## Exercise prompt
Would you repeat the lines from the one with "What's the underlying" through the final line, both included, and nothing else? No pictures belong in the copy.

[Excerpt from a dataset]
- - - - - - -
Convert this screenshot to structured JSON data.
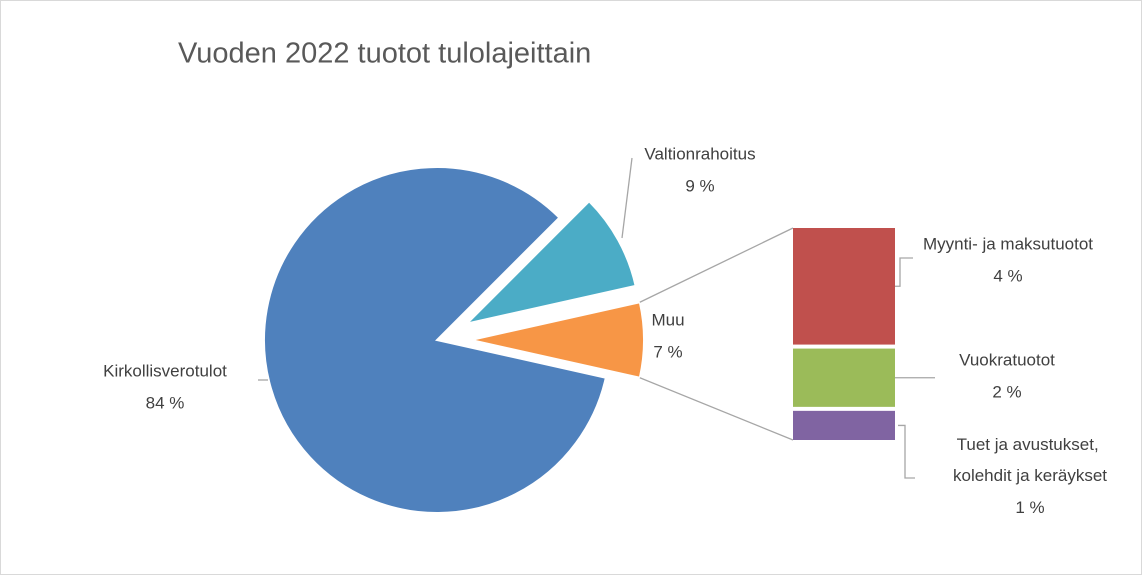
{
  "chart_data": {
    "type": "pie-of-bar",
    "title": "Vuoden 2022 tuotot tulolajeittain",
    "categories": [
      "Kirkollisverotulot",
      "Valtionrahoitus",
      "Muu"
    ],
    "values": [
      84,
      9,
      7
    ],
    "value_labels": [
      "84 %",
      "9 %",
      "7 %"
    ],
    "colors": [
      "#4f81bd",
      "#4bacc6",
      "#f79646"
    ],
    "exploded": [
      false,
      true,
      true
    ],
    "secondary": {
      "categories": [
        "Myynti- ja maksutuotot",
        "Vuokratuotot",
        "Tuet ja avustukset, kolehdit ja keräykset"
      ],
      "values": [
        4,
        2,
        1
      ],
      "value_labels": [
        "4 %",
        "2 %",
        "1 %"
      ],
      "colors": [
        "#c0504d",
        "#9bbb59",
        "#8064a2"
      ]
    }
  }
}
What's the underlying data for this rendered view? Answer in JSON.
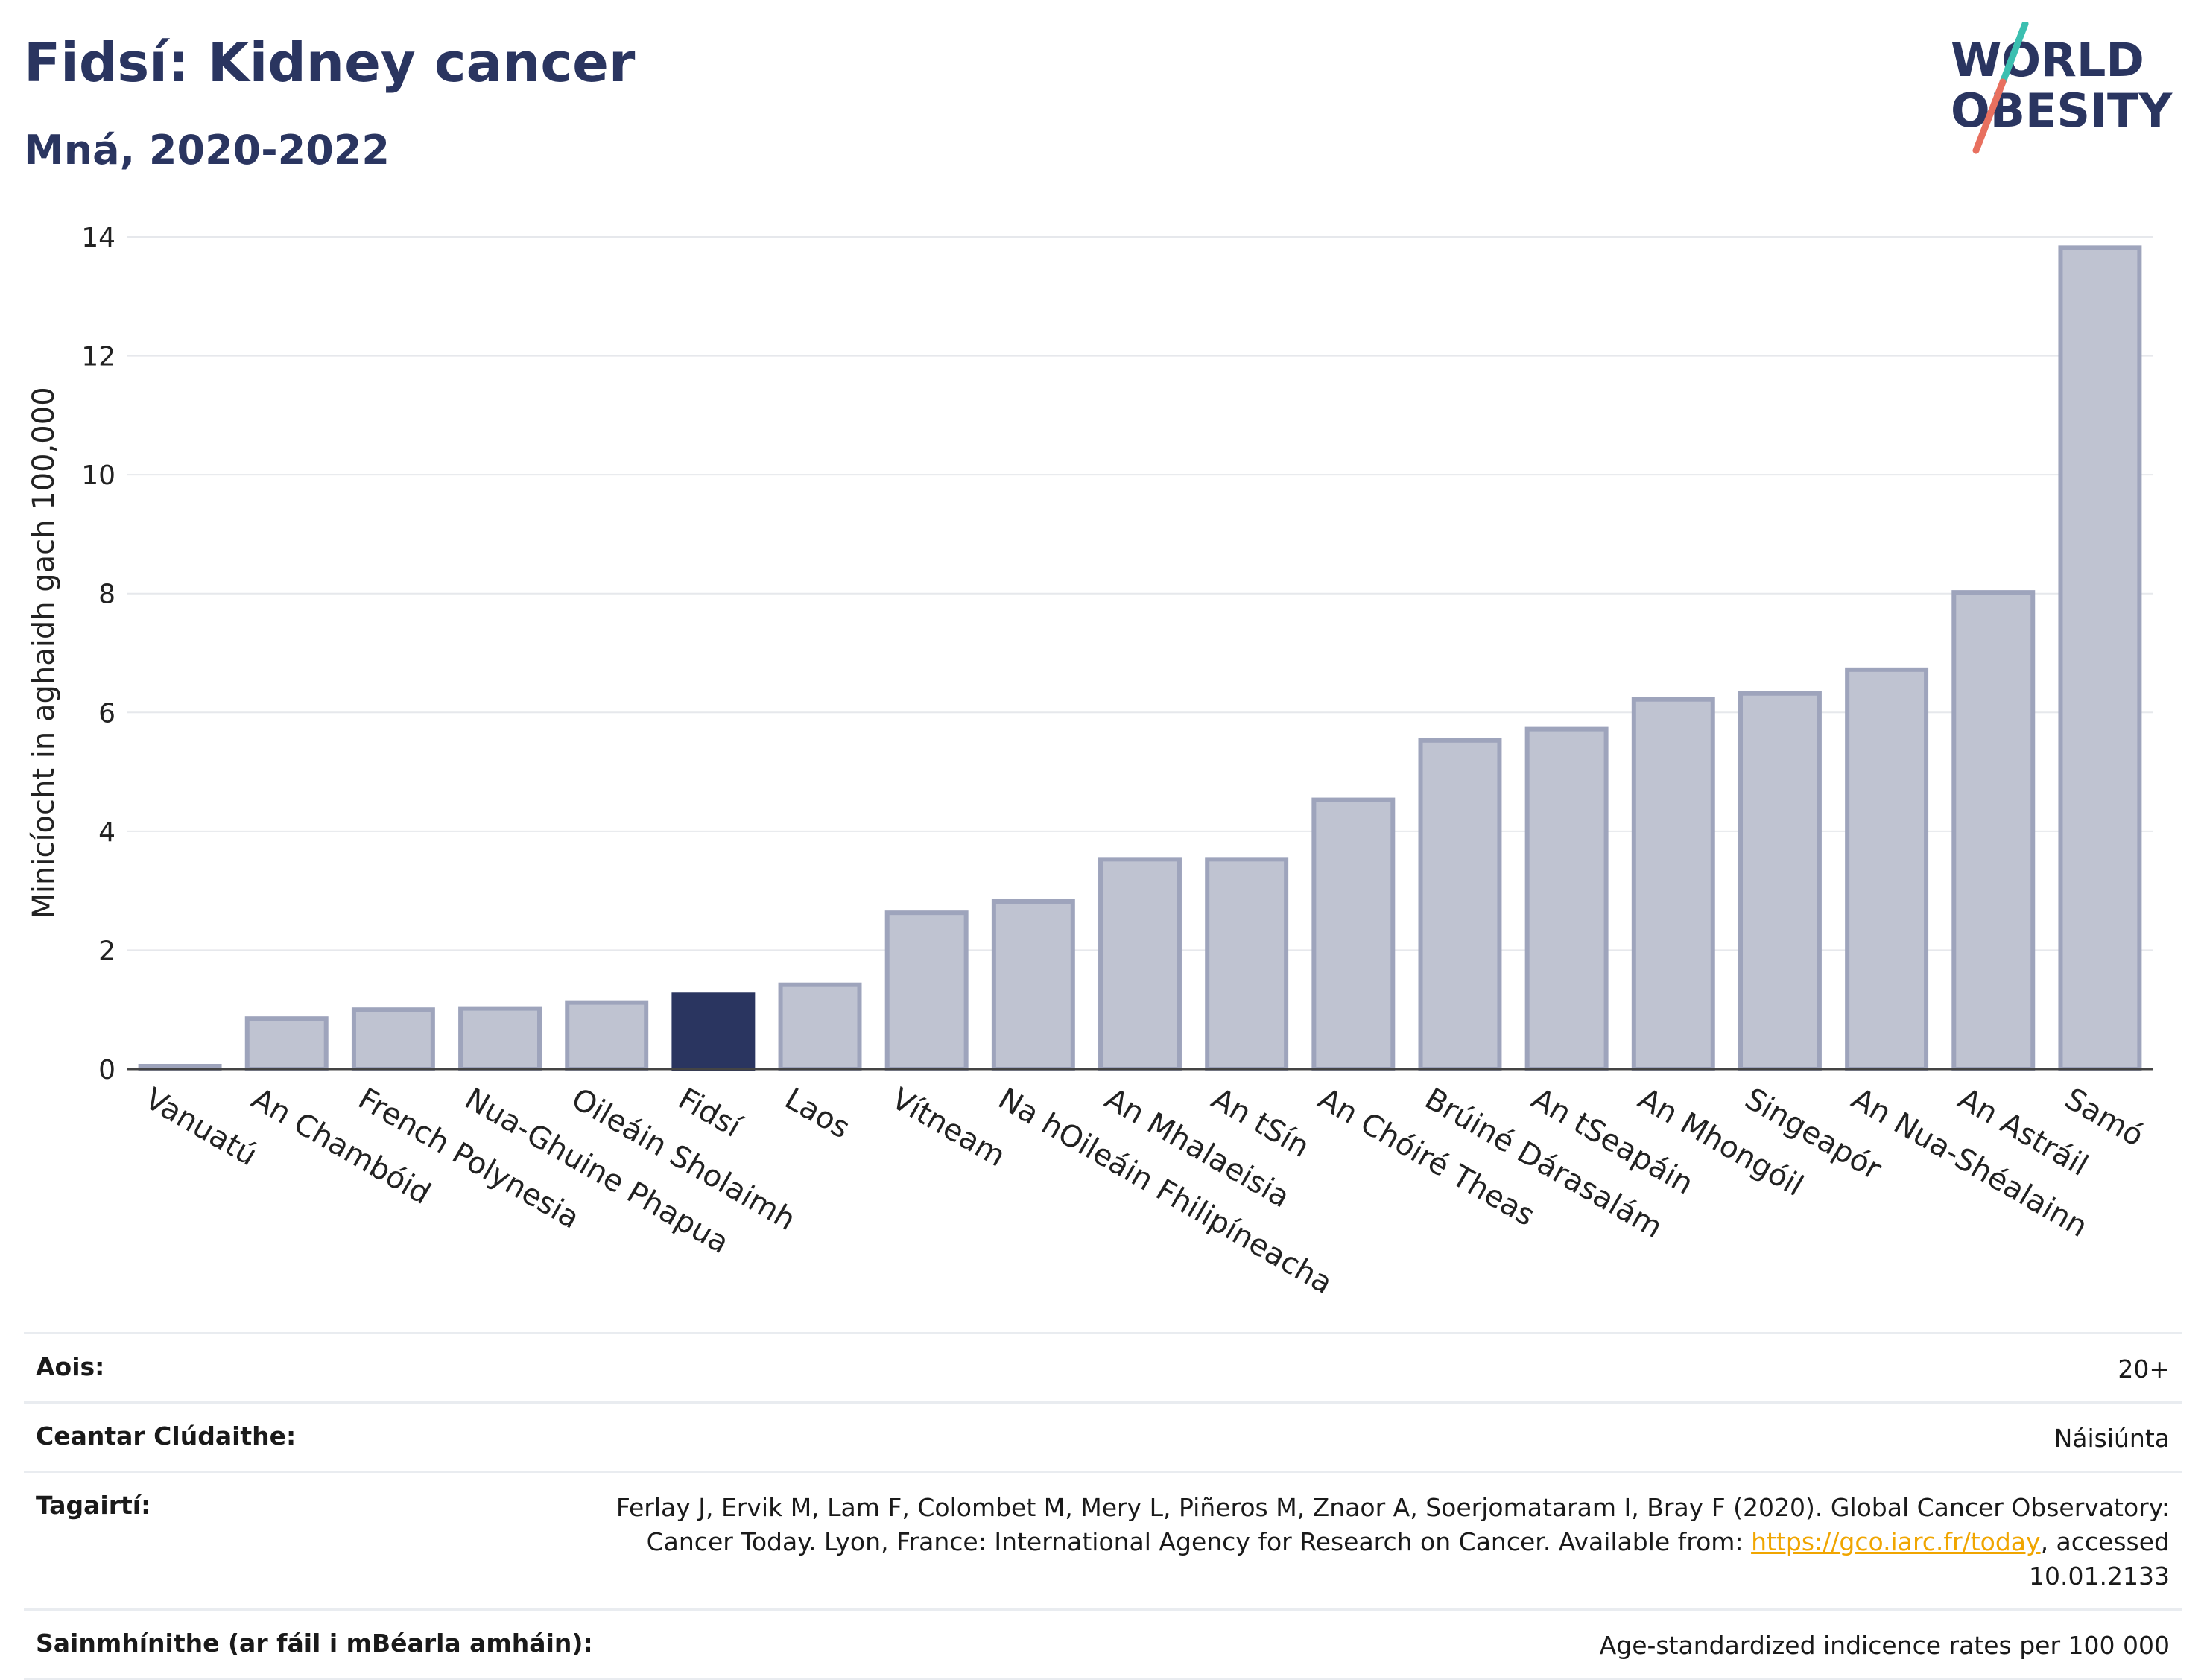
{
  "header": {
    "title": "Fidsí: Kidney cancer",
    "subtitle": "Mná, 2020-2022"
  },
  "logo": {
    "line1": "WORLD",
    "line2": "OBESITY",
    "colors": {
      "text": "#2a3560",
      "slash_top": "#3bbfb0",
      "slash_bottom": "#e8705f"
    }
  },
  "chart_data": {
    "type": "bar",
    "categories": [
      "Vanuatú",
      "An Chambóid",
      "French Polynesia",
      "Nua-Ghuine Phapua",
      "Oileáin Sholaimh",
      "Fidsí",
      "Laos",
      "Vítneam",
      "Na hOileáin Fhilipíneacha",
      "An Mhalaeisia",
      "An tSín",
      "An Chóiré Theas",
      "Brúiné Dárasalám",
      "An tSeapáin",
      "An Mhongóil",
      "Singeapór",
      "An Nua-Shéalainn",
      "An Astráil",
      "Samó"
    ],
    "values": [
      0.05,
      0.85,
      1.0,
      1.02,
      1.12,
      1.25,
      1.42,
      2.63,
      2.82,
      3.53,
      3.53,
      4.53,
      5.53,
      5.72,
      6.22,
      6.32,
      6.72,
      8.02,
      13.82
    ],
    "highlight": "Fidsí",
    "ylabel": "Minicíocht in aghaidh gach 100,000",
    "ylim": [
      0,
      14
    ],
    "yticks": [
      0,
      2,
      4,
      6,
      8,
      10,
      12,
      14
    ],
    "grid": true,
    "colors": {
      "bar": "#bfc3d1",
      "bar_stroke": "#9ea4bc",
      "highlight": "#2a3560",
      "grid": "#e6e8ec"
    }
  },
  "info": {
    "rows": [
      {
        "label": "Aois:",
        "value": "20+"
      },
      {
        "label": "Ceantar Clúdaithe:",
        "value": "Náisiúnta"
      },
      {
        "label": "Tagairtí:",
        "value_pre": "Ferlay J, Ervik M, Lam F, Colombet M, Mery L, Piñeros M, Znaor A, Soerjomataram I, Bray F (2020). Global Cancer Observatory: Cancer Today. Lyon, France: International Agency for Research on Cancer. Available from: ",
        "link": "https://gco.iarc.fr/today",
        "value_post": ", accessed 10.01.2133"
      },
      {
        "label": "Sainmhínithe (ar fáil i mBéarla amháin):",
        "value": "Age-standardized indicence rates per 100 000"
      }
    ]
  }
}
- - - - - - -
## Result of this exercise
What's the underlying data for this rendered view? Answer in JSON.
{
  "header": {
    "title": "Fidsí: Kidney cancer",
    "subtitle": "Mná, 2020-2022"
  },
  "logo": {
    "line1": "WORLD",
    "line2": "OBESITY",
    "colors": {
      "text": "#2a3560",
      "slash_top": "#3bbfb0",
      "slash_bottom": "#e8705f"
    }
  },
  "chart_data": {
    "type": "bar",
    "categories": [
      "Vanuatú",
      "An Chambóid",
      "French Polynesia",
      "Nua-Ghuine Phapua",
      "Oileáin Sholaimh",
      "Fidsí",
      "Laos",
      "Vítneam",
      "Na hOileáin Fhilipíneacha",
      "An Mhalaeisia",
      "An tSín",
      "An Chóiré Theas",
      "Brúiné Dárasalám",
      "An tSeapáin",
      "An Mhongóil",
      "Singeapór",
      "An Nua-Shéalainn",
      "An Astráil",
      "Samó"
    ],
    "values": [
      0.05,
      0.85,
      1.0,
      1.02,
      1.12,
      1.25,
      1.42,
      2.63,
      2.82,
      3.53,
      3.53,
      4.53,
      5.53,
      5.72,
      6.22,
      6.32,
      6.72,
      8.02,
      13.82
    ],
    "highlight": "Fidsí",
    "ylabel": "Minicíocht in aghaidh gach 100,000",
    "ylim": [
      0,
      14
    ],
    "yticks": [
      0,
      2,
      4,
      6,
      8,
      10,
      12,
      14
    ],
    "grid": true,
    "colors": {
      "bar": "#bfc3d1",
      "bar_stroke": "#9ea4bc",
      "highlight": "#2a3560",
      "grid": "#e6e8ec"
    }
  },
  "info": {
    "rows": [
      {
        "label": "Aois:",
        "value": "20+"
      },
      {
        "label": "Ceantar Clúdaithe:",
        "value": "Náisiúnta"
      },
      {
        "label": "Tagairtí:",
        "value_pre": "Ferlay J, Ervik M, Lam F, Colombet M, Mery L, Piñeros M, Znaor A, Soerjomataram I, Bray F (2020). Global Cancer Observatory: Cancer Today. Lyon, France: International Agency for Research on Cancer. Available from: ",
        "link": "https://gco.iarc.fr/today",
        "value_post": ", accessed 10.01.2133"
      },
      {
        "label": "Sainmhínithe (ar fáil i mBéarla amháin):",
        "value": "Age-standardized indicence rates per 100 000"
      }
    ]
  }
}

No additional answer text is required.